-- start SELECTED EXCERPT --

No, but you do bring up a good point. The release should not be called on
error, but it looks like it possibly can be.

> 
>         ei = eventfs_create_dir(name, e_events,    // Line B 
>              event_entries, nr_entries, file);
>         if (IS_ERR(ei)) {
>                 pr_warn("Could not create tracefs '%s' directory\n", 
>                 name);
>                 return -1;
>         }
>         file->ei = ei;
> 
>         ret = event_define_fields(call);
>         if (ret < 0) {
>                 pr_warn("Could not initialize trace point events/%s\n",
> name);
>                 return ret;
>                    ^^^^^^^^^          
>        // Maybe we chould have similar concern if we return here.
>        // Due to the event_inode had been created, but we did not call 
>        // event_file_get. 
>        // Could it lead to some issues in the future while freeing 
>        // event_indoe?
>         }
> 
> 
>         -event_file_get(file);       //Line C
>         return 0;
>   }

This prevents the release() function from being called on failure of
creating the ei.

Can you try this patch instead?

-- Steve

diff --git a/fs/tracefs/event_inode.c b/fs/tracefs/event_inode.c
index 894c6ca1e500..f5510e26f0f6 100644
--- a/fs/tracefs/event_inode.c
+++ b/fs/tracefs/event_inode.c
@@ -84,10 +84,17 @@ enum {
 static void release_ei(struct kref *ref)
 {
 	struct eventfs_inode *ei = container_of(ref, struct eventfs_inode, kref);
+	const struct eventfs_entry *entry;
 	struct eventfs_root_inode *rei;
 
 	WARN_ON_ONCE(!ei->is_freed);
 
+	for (int i = 0; i < ei->nr_entries; i++) {
+		entry = &ei->entries[i];
+		if (entry->release)

-- end SELECTED EXCERPT --
-- start EXTRACTED INFORMATION --

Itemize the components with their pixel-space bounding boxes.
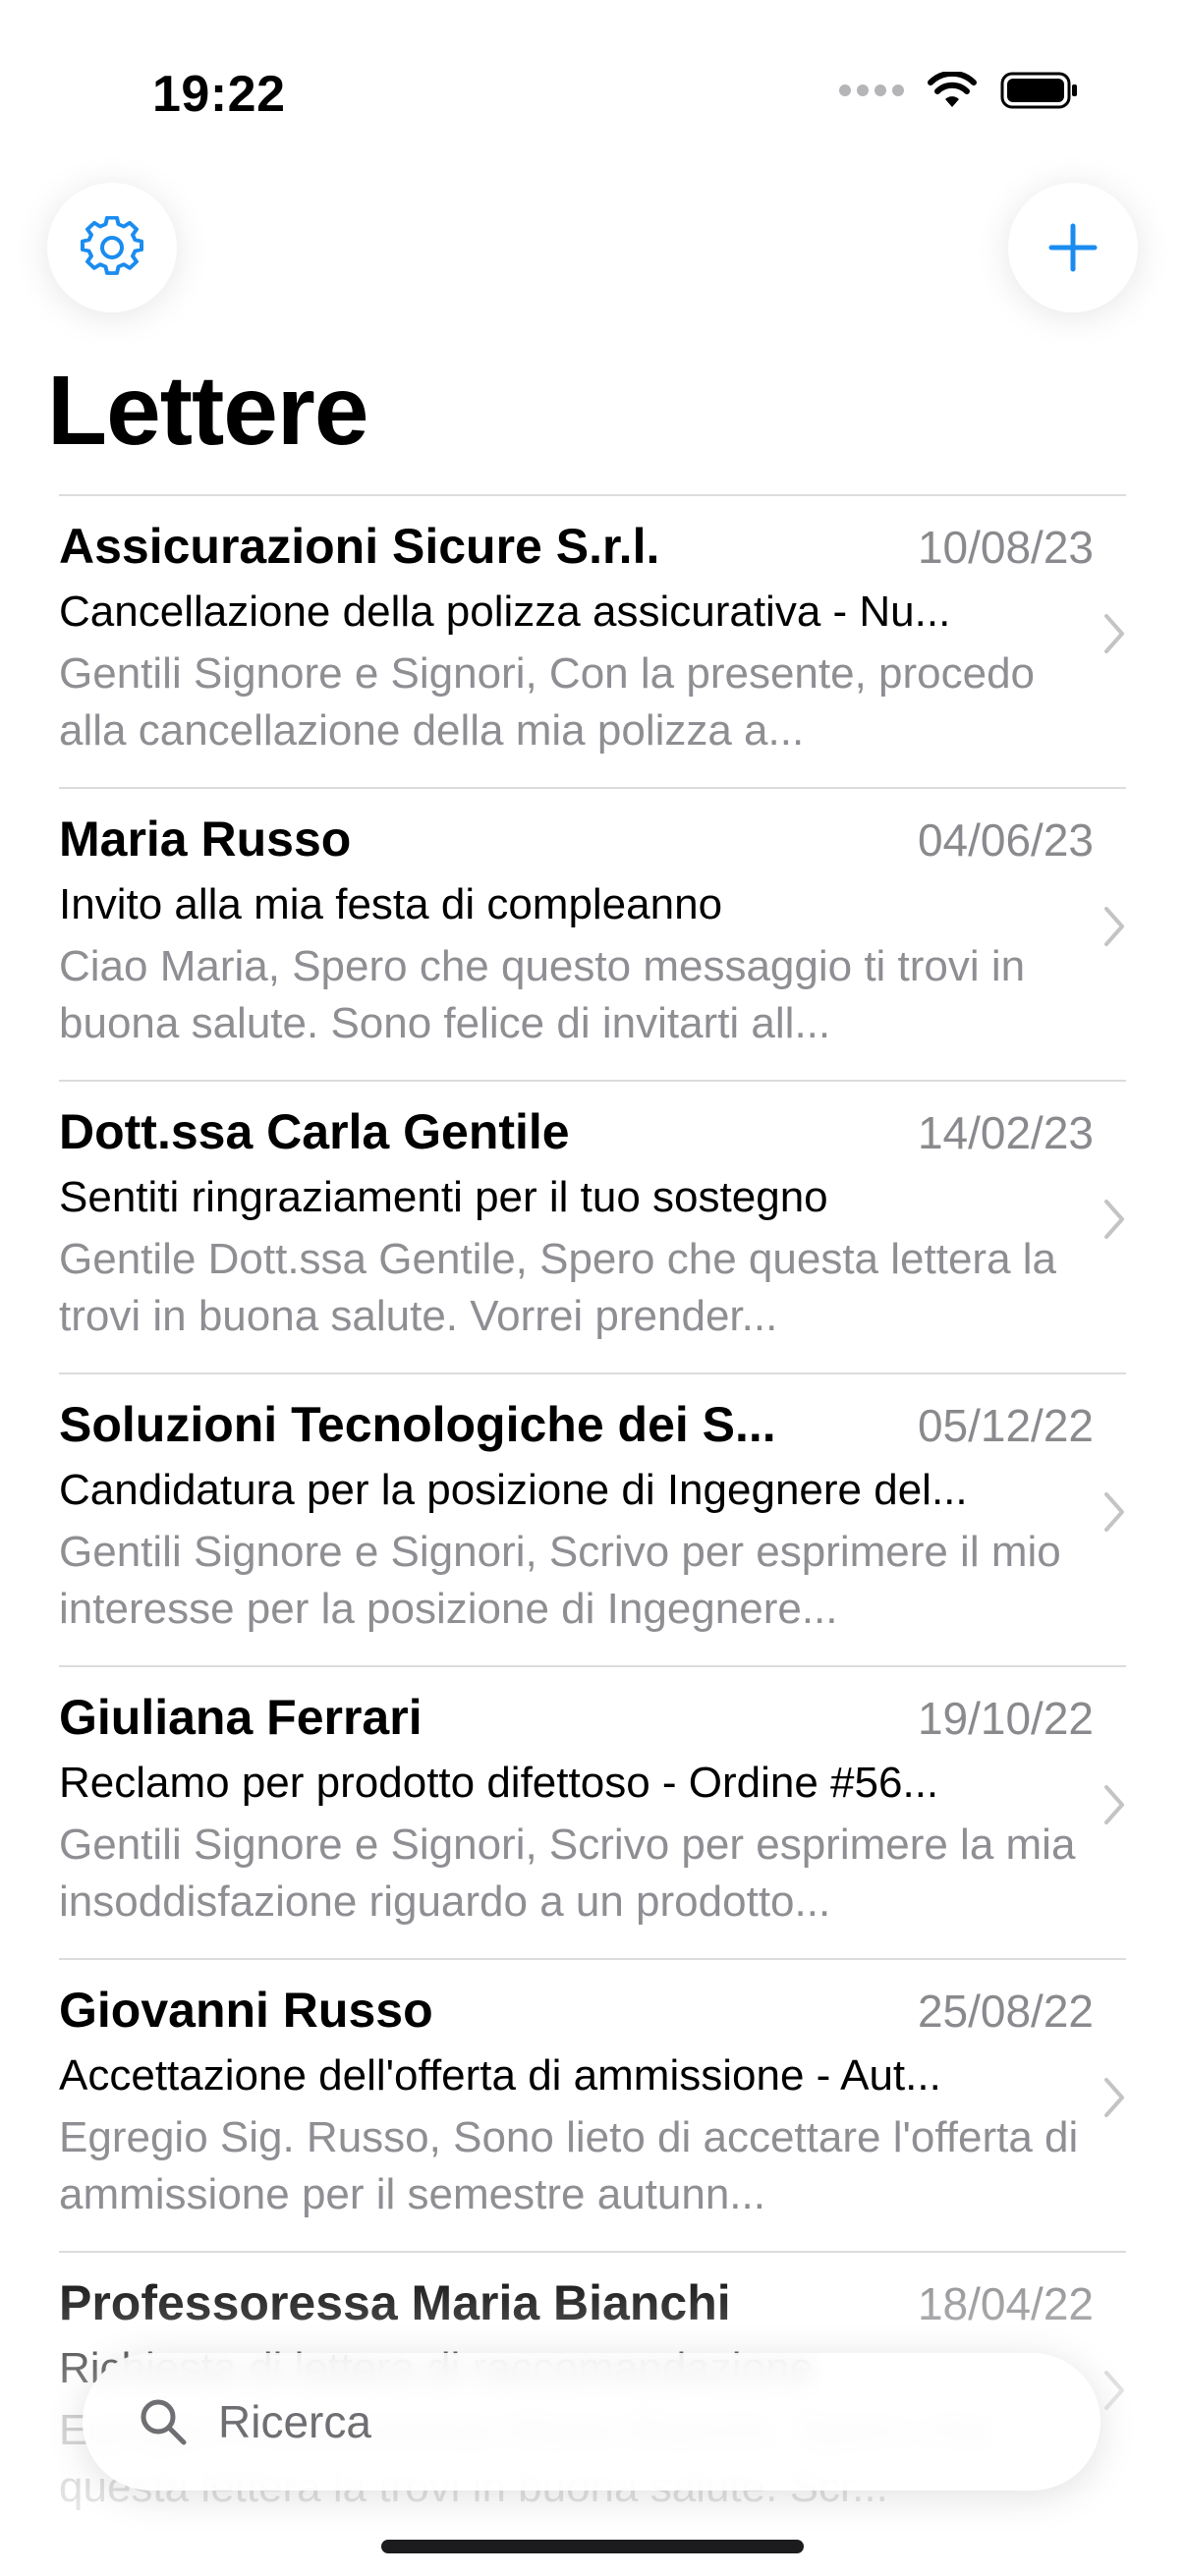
plus-icon [1048,223,1098,272]
search-bar[interactable] [83,2353,1100,2491]
chevron-right-icon [1104,907,1124,946]
letter-list: Assicurazioni Sicure S.r.l. 10/08/23 Can… [59,494,1126,2544]
letter-preview: Gentili Signore e Signori, Scrivo per es… [59,1528,1061,1633]
gear-icon [81,216,143,275]
wifi-icon [928,72,977,107]
letter-row[interactable]: Dott.ssa Carla Gentile 14/02/23 Sentiti … [59,1080,1126,1372]
chevron-right-icon [1104,2371,1124,2410]
letter-subject: Cancellazione della polizza assicurativa… [59,588,951,636]
letter-row[interactable]: Soluzioni Tecnologiche dei S... 05/12/22… [59,1372,1126,1665]
page-title: Lettere [47,356,368,466]
search-icon [141,2399,187,2445]
letter-date: 04/06/23 [917,814,1094,866]
battery-icon [1000,72,1077,109]
settings-button[interactable] [47,183,177,312]
chevron-right-icon [1104,1200,1124,1239]
letter-preview: Gentili Signore e Signori, Scrivo per es… [59,1820,1076,1926]
chevron-right-icon [1104,614,1124,653]
letter-sender: Dott.ssa Carla Gentile [59,1104,570,1159]
letter-subject: Candidatura per la posizione di Ingegner… [59,1466,968,1514]
chevron-right-icon [1104,1785,1124,1824]
letter-sender: Assicurazioni Sicure S.r.l. [59,519,660,574]
letter-sender: Soluzioni Tecnologiche dei S... [59,1397,776,1452]
letter-preview: Egregio Sig. Russo, Sono lieto di accett… [59,2113,1079,2218]
letter-subject: Sentiti ringraziamenti per il tuo sosteg… [59,1173,828,1221]
letter-subject: Reclamo per prodotto difettoso - Ordine … [59,1759,939,1807]
letter-date: 05/12/22 [917,1400,1094,1451]
letter-preview: Gentili Signore e Signori, Con la presen… [59,649,1036,755]
letter-subject: Invito alla mia festa di compleanno [59,880,723,928]
chevron-right-icon [1104,2078,1124,2117]
letter-preview: Gentile Dott.ssa Gentile, Spero che ques… [59,1235,1057,1340]
letter-row[interactable]: Assicurazioni Sicure S.r.l. 10/08/23 Can… [59,494,1126,787]
status-icons [839,71,1079,110]
home-indicator[interactable] [381,2540,804,2553]
letter-preview: Ciao Maria, Spero che questo messaggio t… [59,942,1026,1047]
letter-sender: Professoressa Maria Bianchi [59,2275,731,2330]
search-input[interactable] [216,2394,1006,2449]
letter-date: 25/08/22 [917,1986,1094,2037]
letter-row[interactable]: Maria Russo 04/06/23 Invito alla mia fes… [59,787,1126,1080]
letter-row[interactable]: Giovanni Russo 25/08/22 Accettazione del… [59,1958,1126,2251]
add-letter-button[interactable] [1008,183,1138,312]
letter-date: 18/04/22 [917,2278,1094,2329]
letter-date: 19/10/22 [917,1693,1094,1744]
chevron-right-icon [1104,1492,1124,1532]
letter-date: 10/08/23 [917,522,1094,573]
letter-date: 14/02/23 [917,1107,1094,1158]
cellular-signal-icon [839,84,904,96]
status-bar: 19:22 [0,0,1185,187]
status-time: 19:22 [152,66,286,123]
letter-sender: Maria Russo [59,812,352,867]
letter-sender: Giovanni Russo [59,1983,433,2038]
letter-sender: Giuliana Ferrari [59,1690,423,1745]
letter-subject: Accettazione dell'offerta di ammissione … [59,2051,941,2100]
letter-row[interactable]: Giuliana Ferrari 19/10/22 Reclamo per pr… [59,1665,1126,1958]
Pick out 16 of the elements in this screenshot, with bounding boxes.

-- end EXTRACTED INFORMATION --

→ STATED GOAL 1
In the tracefs excerpt, list every distinct function called in the quoted code that begins with "ei = eventfs_create_dir(". Give each name once.
→ STATED GOAL 2
Rewrite the tracefs excerpt's paragraph starting "No, but you do bring up a good point" as one shorter sentence.

→ TASK SOLUTION 1
eventfs_create_dir
IS_ERR
pr_warn
event_define_fields
event_file_get

→ TASK SOLUTION 2
The point is valid: release should not be called on error, but it may be.